=== RECORDED INFORMATION ===
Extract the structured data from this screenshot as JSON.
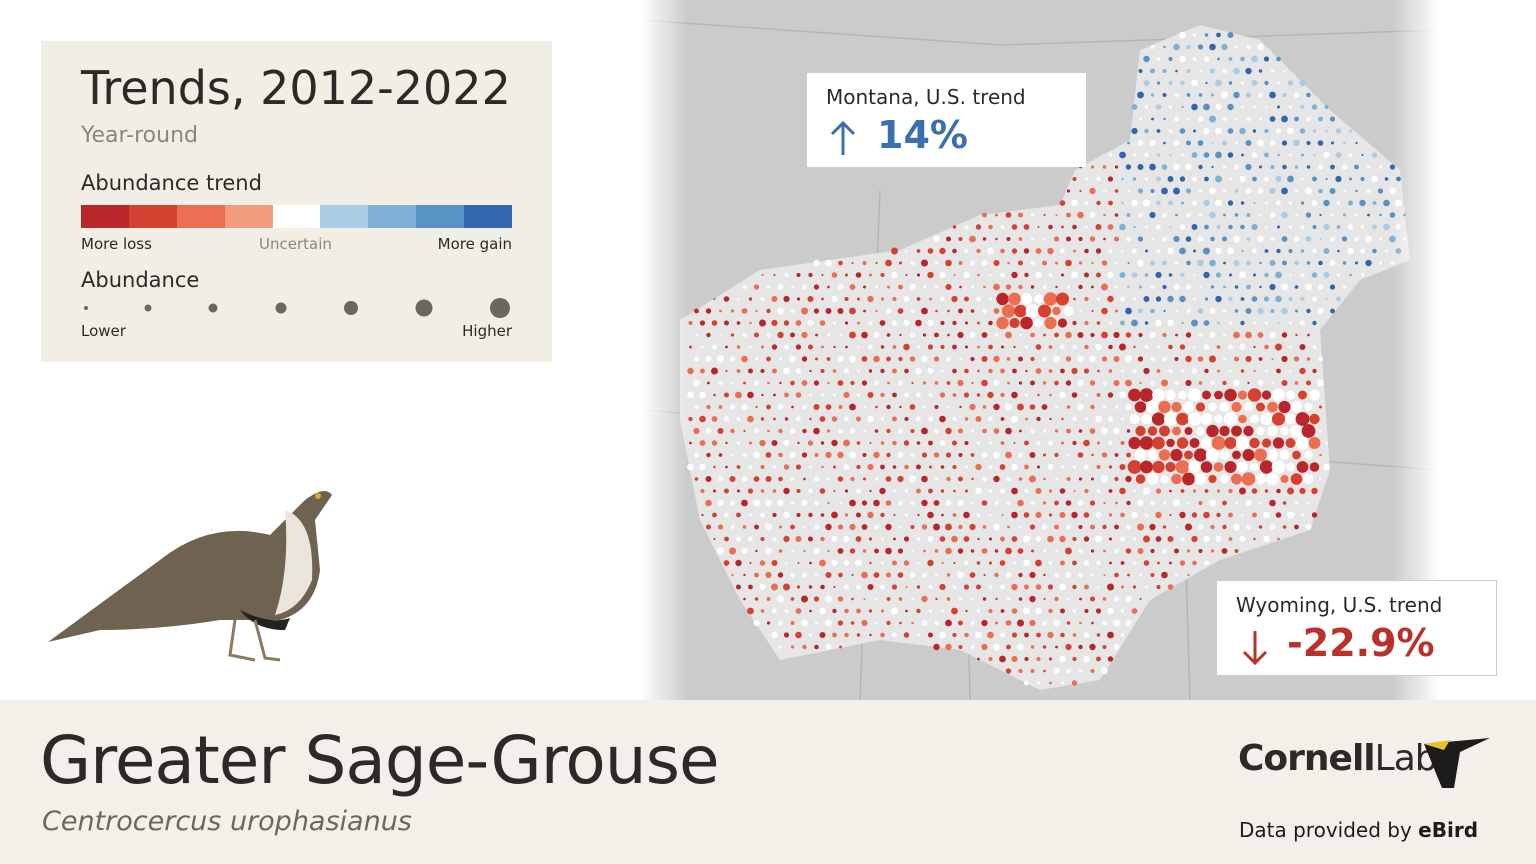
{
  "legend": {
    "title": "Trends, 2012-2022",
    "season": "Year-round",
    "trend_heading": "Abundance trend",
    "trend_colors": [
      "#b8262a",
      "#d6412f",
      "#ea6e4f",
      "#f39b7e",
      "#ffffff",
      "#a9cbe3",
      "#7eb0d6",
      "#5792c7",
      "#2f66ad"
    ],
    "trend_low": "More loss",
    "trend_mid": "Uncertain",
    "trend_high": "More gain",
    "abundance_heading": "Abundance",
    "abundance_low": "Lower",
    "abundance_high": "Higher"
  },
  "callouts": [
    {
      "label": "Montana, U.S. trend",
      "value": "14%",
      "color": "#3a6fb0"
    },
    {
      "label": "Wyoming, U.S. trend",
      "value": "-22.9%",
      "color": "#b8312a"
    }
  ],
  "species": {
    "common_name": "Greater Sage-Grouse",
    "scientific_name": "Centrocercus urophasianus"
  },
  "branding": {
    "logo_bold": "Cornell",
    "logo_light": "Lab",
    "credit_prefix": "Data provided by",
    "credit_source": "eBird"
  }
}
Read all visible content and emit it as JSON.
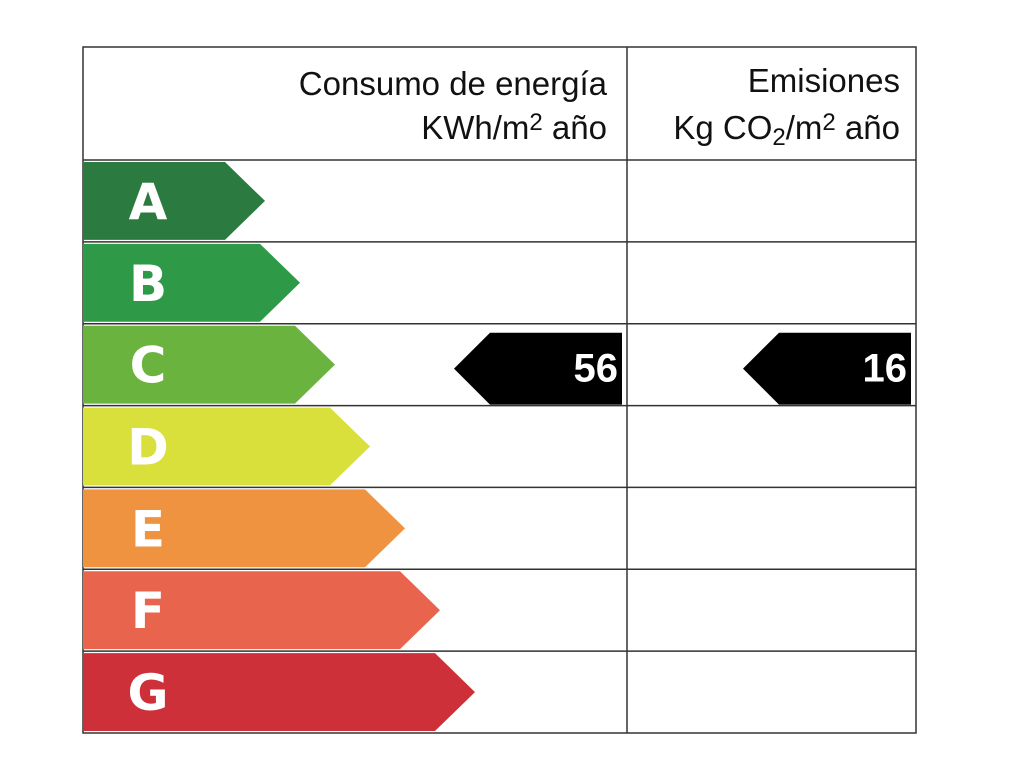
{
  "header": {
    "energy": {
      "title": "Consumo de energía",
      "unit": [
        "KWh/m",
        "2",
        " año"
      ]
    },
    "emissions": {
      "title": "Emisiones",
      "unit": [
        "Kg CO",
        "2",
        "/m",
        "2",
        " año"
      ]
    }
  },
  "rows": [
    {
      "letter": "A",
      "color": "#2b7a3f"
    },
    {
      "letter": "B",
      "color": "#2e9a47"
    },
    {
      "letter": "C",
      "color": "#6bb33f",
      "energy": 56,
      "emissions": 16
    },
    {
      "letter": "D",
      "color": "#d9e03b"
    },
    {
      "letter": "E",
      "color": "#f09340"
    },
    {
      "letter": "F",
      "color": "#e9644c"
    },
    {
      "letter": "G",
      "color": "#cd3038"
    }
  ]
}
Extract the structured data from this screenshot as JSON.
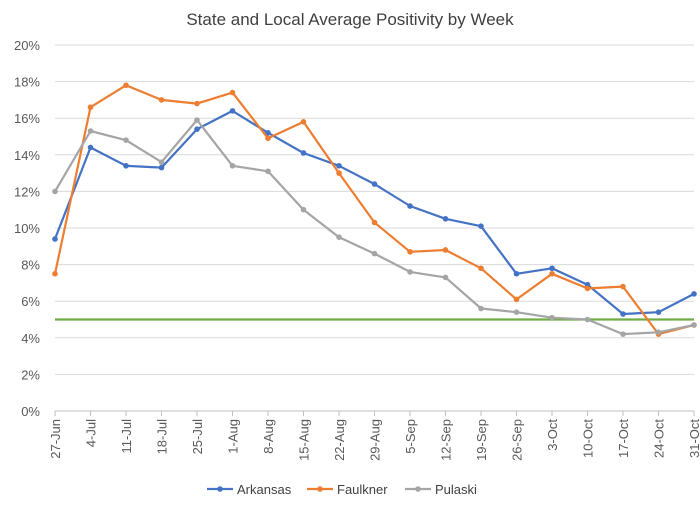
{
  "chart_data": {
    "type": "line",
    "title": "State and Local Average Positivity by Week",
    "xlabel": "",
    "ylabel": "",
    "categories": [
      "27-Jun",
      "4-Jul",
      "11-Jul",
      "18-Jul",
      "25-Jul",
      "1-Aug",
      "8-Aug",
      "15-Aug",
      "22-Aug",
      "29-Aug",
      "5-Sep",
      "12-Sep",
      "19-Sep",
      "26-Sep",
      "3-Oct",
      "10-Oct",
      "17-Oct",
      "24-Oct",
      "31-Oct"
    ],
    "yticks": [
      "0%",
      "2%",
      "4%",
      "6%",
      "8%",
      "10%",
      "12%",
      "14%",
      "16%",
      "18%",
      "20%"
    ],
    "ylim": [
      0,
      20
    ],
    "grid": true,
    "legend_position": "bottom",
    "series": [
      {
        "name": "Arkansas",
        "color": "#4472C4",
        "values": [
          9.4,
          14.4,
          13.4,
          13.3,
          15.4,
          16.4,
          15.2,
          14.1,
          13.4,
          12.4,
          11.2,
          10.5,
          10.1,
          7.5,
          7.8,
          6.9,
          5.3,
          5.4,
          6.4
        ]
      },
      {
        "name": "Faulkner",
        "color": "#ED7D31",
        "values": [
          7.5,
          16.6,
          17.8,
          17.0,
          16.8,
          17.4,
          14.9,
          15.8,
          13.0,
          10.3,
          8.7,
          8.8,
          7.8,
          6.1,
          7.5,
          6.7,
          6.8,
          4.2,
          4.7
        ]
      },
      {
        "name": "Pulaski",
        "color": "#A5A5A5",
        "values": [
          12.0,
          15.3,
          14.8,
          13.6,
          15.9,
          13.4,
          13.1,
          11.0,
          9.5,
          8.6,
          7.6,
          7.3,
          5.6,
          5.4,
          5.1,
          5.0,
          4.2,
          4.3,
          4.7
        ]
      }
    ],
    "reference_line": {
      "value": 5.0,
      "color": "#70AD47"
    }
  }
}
===
◆ REQUIREMENTS
From the listing above, print every entry precisely and drop the pictures.

◆ ANSWER FOR THE TASK
Extract the structured data from this screenshot as JSON.
{
  "legend": {
    "title": "Trends, 2012-2022",
    "season": "Year-round",
    "trend_heading": "Abundance trend",
    "trend_colors": [
      "#b8262a",
      "#d6412f",
      "#ea6e4f",
      "#f39b7e",
      "#ffffff",
      "#a9cbe3",
      "#7eb0d6",
      "#5792c7",
      "#2f66ad"
    ],
    "trend_low": "More loss",
    "trend_mid": "Uncertain",
    "trend_high": "More gain",
    "abundance_heading": "Abundance",
    "abundance_low": "Lower",
    "abundance_high": "Higher"
  },
  "callouts": [
    {
      "label": "Montana, U.S. trend",
      "value": "14%",
      "color": "#3a6fb0"
    },
    {
      "label": "Wyoming, U.S. trend",
      "value": "-22.9%",
      "color": "#b8312a"
    }
  ],
  "species": {
    "common_name": "Greater Sage-Grouse",
    "scientific_name": "Centrocercus urophasianus"
  },
  "branding": {
    "logo_bold": "Cornell",
    "logo_light": "Lab",
    "credit_prefix": "Data provided by",
    "credit_source": "eBird"
  }
}
Read all visible content and emit it as JSON.
{
  "header": {
    "energy": {
      "title": "Consumo de energía",
      "unit": [
        "KWh/m",
        "2",
        " año"
      ]
    },
    "emissions": {
      "title": "Emisiones",
      "unit": [
        "Kg CO",
        "2",
        "/m",
        "2",
        " año"
      ]
    }
  },
  "rows": [
    {
      "letter": "A",
      "color": "#2b7a3f"
    },
    {
      "letter": "B",
      "color": "#2e9a47"
    },
    {
      "letter": "C",
      "color": "#6bb33f",
      "energy": 56,
      "emissions": 16
    },
    {
      "letter": "D",
      "color": "#d9e03b"
    },
    {
      "letter": "E",
      "color": "#f09340"
    },
    {
      "letter": "F",
      "color": "#e9644c"
    },
    {
      "letter": "G",
      "color": "#cd3038"
    }
  ]
}
Extract the structured data from this screenshot as JSON.
{
  "chart_data": {
    "type": "line",
    "title": "State and Local Average Positivity by Week",
    "xlabel": "",
    "ylabel": "",
    "categories": [
      "27-Jun",
      "4-Jul",
      "11-Jul",
      "18-Jul",
      "25-Jul",
      "1-Aug",
      "8-Aug",
      "15-Aug",
      "22-Aug",
      "29-Aug",
      "5-Sep",
      "12-Sep",
      "19-Sep",
      "26-Sep",
      "3-Oct",
      "10-Oct",
      "17-Oct",
      "24-Oct",
      "31-Oct"
    ],
    "yticks": [
      "0%",
      "2%",
      "4%",
      "6%",
      "8%",
      "10%",
      "12%",
      "14%",
      "16%",
      "18%",
      "20%"
    ],
    "ylim": [
      0,
      20
    ],
    "grid": true,
    "legend_position": "bottom",
    "series": [
      {
        "name": "Arkansas",
        "color": "#4472C4",
        "values": [
          9.4,
          14.4,
          13.4,
          13.3,
          15.4,
          16.4,
          15.2,
          14.1,
          13.4,
          12.4,
          11.2,
          10.5,
          10.1,
          7.5,
          7.8,
          6.9,
          5.3,
          5.4,
          6.4
        ]
      },
      {
        "name": "Faulkner",
        "color": "#ED7D31",
        "values": [
          7.5,
          16.6,
          17.8,
          17.0,
          16.8,
          17.4,
          14.9,
          15.8,
          13.0,
          10.3,
          8.7,
          8.8,
          7.8,
          6.1,
          7.5,
          6.7,
          6.8,
          4.2,
          4.7
        ]
      },
      {
        "name": "Pulaski",
        "color": "#A5A5A5",
        "values": [
          12.0,
          15.3,
          14.8,
          13.6,
          15.9,
          13.4,
          13.1,
          11.0,
          9.5,
          8.6,
          7.6,
          7.3,
          5.6,
          5.4,
          5.1,
          5.0,
          4.2,
          4.3,
          4.7
        ]
      }
    ],
    "reference_line": {
      "value": 5.0,
      "color": "#70AD47"
    }
  }
}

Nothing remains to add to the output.